Pictures appear in the records below; write out everything else exactly.

■ The input:

# # #

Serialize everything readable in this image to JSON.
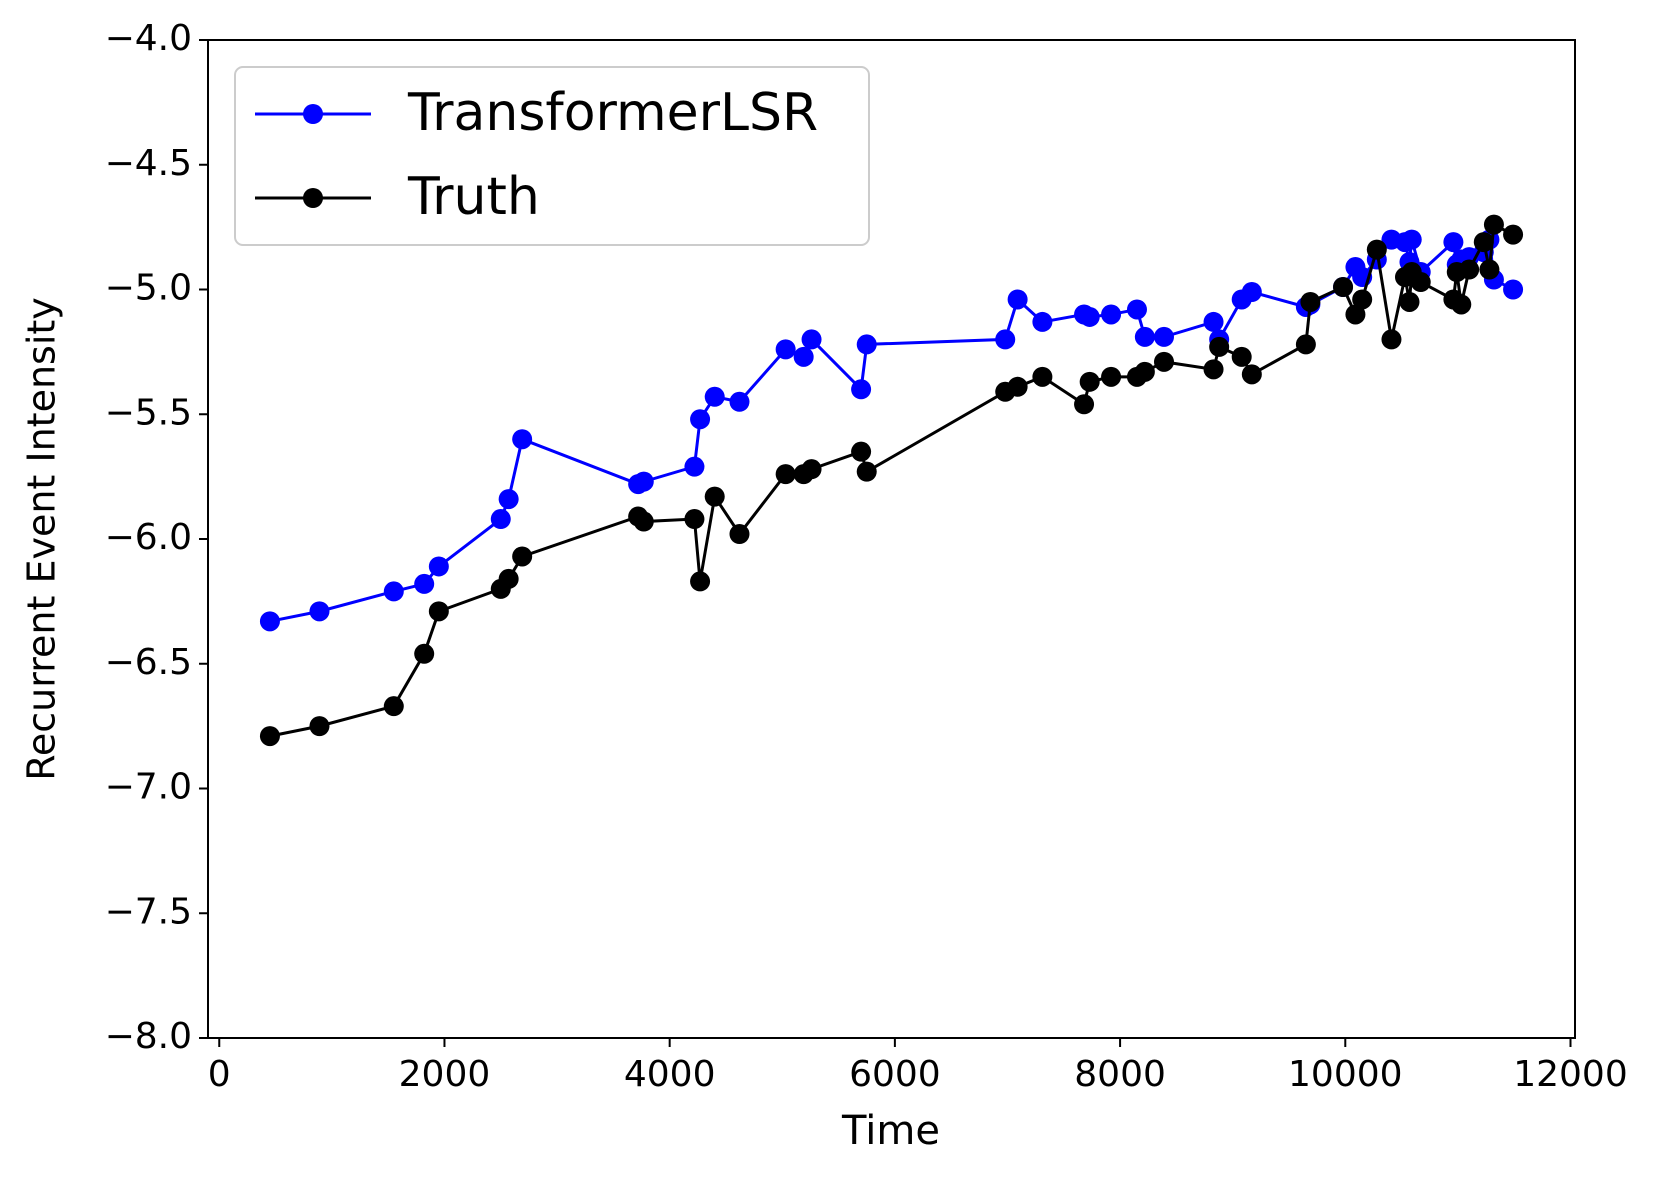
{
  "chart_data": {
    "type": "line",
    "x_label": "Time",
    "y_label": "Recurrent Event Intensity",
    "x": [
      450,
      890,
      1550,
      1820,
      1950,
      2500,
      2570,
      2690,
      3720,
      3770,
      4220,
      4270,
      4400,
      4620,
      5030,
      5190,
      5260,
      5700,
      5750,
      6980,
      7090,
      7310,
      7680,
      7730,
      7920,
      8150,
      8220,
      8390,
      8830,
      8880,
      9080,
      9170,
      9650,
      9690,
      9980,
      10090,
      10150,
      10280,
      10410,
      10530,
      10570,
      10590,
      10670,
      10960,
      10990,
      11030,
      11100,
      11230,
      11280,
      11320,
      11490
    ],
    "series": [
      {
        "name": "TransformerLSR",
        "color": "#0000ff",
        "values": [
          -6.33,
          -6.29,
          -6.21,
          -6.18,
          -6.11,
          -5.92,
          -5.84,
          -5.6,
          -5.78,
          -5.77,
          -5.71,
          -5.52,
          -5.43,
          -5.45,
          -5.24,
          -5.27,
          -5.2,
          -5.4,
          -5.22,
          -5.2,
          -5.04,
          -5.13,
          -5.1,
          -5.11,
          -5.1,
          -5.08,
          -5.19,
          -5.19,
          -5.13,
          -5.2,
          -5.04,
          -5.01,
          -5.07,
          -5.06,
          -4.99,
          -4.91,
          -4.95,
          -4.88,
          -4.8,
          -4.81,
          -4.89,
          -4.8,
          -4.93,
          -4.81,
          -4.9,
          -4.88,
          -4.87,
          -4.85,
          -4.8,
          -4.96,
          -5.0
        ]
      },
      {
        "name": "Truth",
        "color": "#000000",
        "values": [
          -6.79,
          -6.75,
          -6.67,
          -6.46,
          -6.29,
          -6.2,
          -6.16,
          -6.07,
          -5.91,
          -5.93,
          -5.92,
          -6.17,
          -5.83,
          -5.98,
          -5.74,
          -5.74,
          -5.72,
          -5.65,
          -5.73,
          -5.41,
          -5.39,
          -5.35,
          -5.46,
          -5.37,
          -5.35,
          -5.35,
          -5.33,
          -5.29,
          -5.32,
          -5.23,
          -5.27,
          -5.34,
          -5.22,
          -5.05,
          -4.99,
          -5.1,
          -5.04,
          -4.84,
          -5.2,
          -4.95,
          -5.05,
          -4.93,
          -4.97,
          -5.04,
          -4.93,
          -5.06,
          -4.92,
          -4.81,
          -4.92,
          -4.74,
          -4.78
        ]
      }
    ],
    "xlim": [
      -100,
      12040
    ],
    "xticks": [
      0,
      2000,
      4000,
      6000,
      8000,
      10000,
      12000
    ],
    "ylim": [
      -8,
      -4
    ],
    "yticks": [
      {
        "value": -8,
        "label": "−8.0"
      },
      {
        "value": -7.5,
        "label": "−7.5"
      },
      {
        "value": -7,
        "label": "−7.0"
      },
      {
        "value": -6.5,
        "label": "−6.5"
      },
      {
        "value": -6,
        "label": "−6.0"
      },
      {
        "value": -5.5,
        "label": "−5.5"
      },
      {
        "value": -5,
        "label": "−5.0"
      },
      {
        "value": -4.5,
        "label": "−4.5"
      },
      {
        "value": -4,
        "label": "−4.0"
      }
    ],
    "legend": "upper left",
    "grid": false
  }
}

# # #

■ Final result:
Serialize everything readable in this image to JSON.
{
  "chart_data": {
    "type": "line",
    "x_label": "Time",
    "y_label": "Recurrent Event Intensity",
    "x": [
      450,
      890,
      1550,
      1820,
      1950,
      2500,
      2570,
      2690,
      3720,
      3770,
      4220,
      4270,
      4400,
      4620,
      5030,
      5190,
      5260,
      5700,
      5750,
      6980,
      7090,
      7310,
      7680,
      7730,
      7920,
      8150,
      8220,
      8390,
      8830,
      8880,
      9080,
      9170,
      9650,
      9690,
      9980,
      10090,
      10150,
      10280,
      10410,
      10530,
      10570,
      10590,
      10670,
      10960,
      10990,
      11030,
      11100,
      11230,
      11280,
      11320,
      11490
    ],
    "series": [
      {
        "name": "TransformerLSR",
        "color": "#0000ff",
        "values": [
          -6.33,
          -6.29,
          -6.21,
          -6.18,
          -6.11,
          -5.92,
          -5.84,
          -5.6,
          -5.78,
          -5.77,
          -5.71,
          -5.52,
          -5.43,
          -5.45,
          -5.24,
          -5.27,
          -5.2,
          -5.4,
          -5.22,
          -5.2,
          -5.04,
          -5.13,
          -5.1,
          -5.11,
          -5.1,
          -5.08,
          -5.19,
          -5.19,
          -5.13,
          -5.2,
          -5.04,
          -5.01,
          -5.07,
          -5.06,
          -4.99,
          -4.91,
          -4.95,
          -4.88,
          -4.8,
          -4.81,
          -4.89,
          -4.8,
          -4.93,
          -4.81,
          -4.9,
          -4.88,
          -4.87,
          -4.85,
          -4.8,
          -4.96,
          -5.0
        ]
      },
      {
        "name": "Truth",
        "color": "#000000",
        "values": [
          -6.79,
          -6.75,
          -6.67,
          -6.46,
          -6.29,
          -6.2,
          -6.16,
          -6.07,
          -5.91,
          -5.93,
          -5.92,
          -6.17,
          -5.83,
          -5.98,
          -5.74,
          -5.74,
          -5.72,
          -5.65,
          -5.73,
          -5.41,
          -5.39,
          -5.35,
          -5.46,
          -5.37,
          -5.35,
          -5.35,
          -5.33,
          -5.29,
          -5.32,
          -5.23,
          -5.27,
          -5.34,
          -5.22,
          -5.05,
          -4.99,
          -5.1,
          -5.04,
          -4.84,
          -5.2,
          -4.95,
          -5.05,
          -4.93,
          -4.97,
          -5.04,
          -4.93,
          -5.06,
          -4.92,
          -4.81,
          -4.92,
          -4.74,
          -4.78
        ]
      }
    ],
    "xlim": [
      -100,
      12040
    ],
    "xticks": [
      0,
      2000,
      4000,
      6000,
      8000,
      10000,
      12000
    ],
    "ylim": [
      -8,
      -4
    ],
    "yticks": [
      {
        "value": -8,
        "label": "−8.0"
      },
      {
        "value": -7.5,
        "label": "−7.5"
      },
      {
        "value": -7,
        "label": "−7.0"
      },
      {
        "value": -6.5,
        "label": "−6.5"
      },
      {
        "value": -6,
        "label": "−6.0"
      },
      {
        "value": -5.5,
        "label": "−5.5"
      },
      {
        "value": -5,
        "label": "−5.0"
      },
      {
        "value": -4.5,
        "label": "−4.5"
      },
      {
        "value": -4,
        "label": "−4.0"
      }
    ],
    "legend": "upper left",
    "grid": false
  }
}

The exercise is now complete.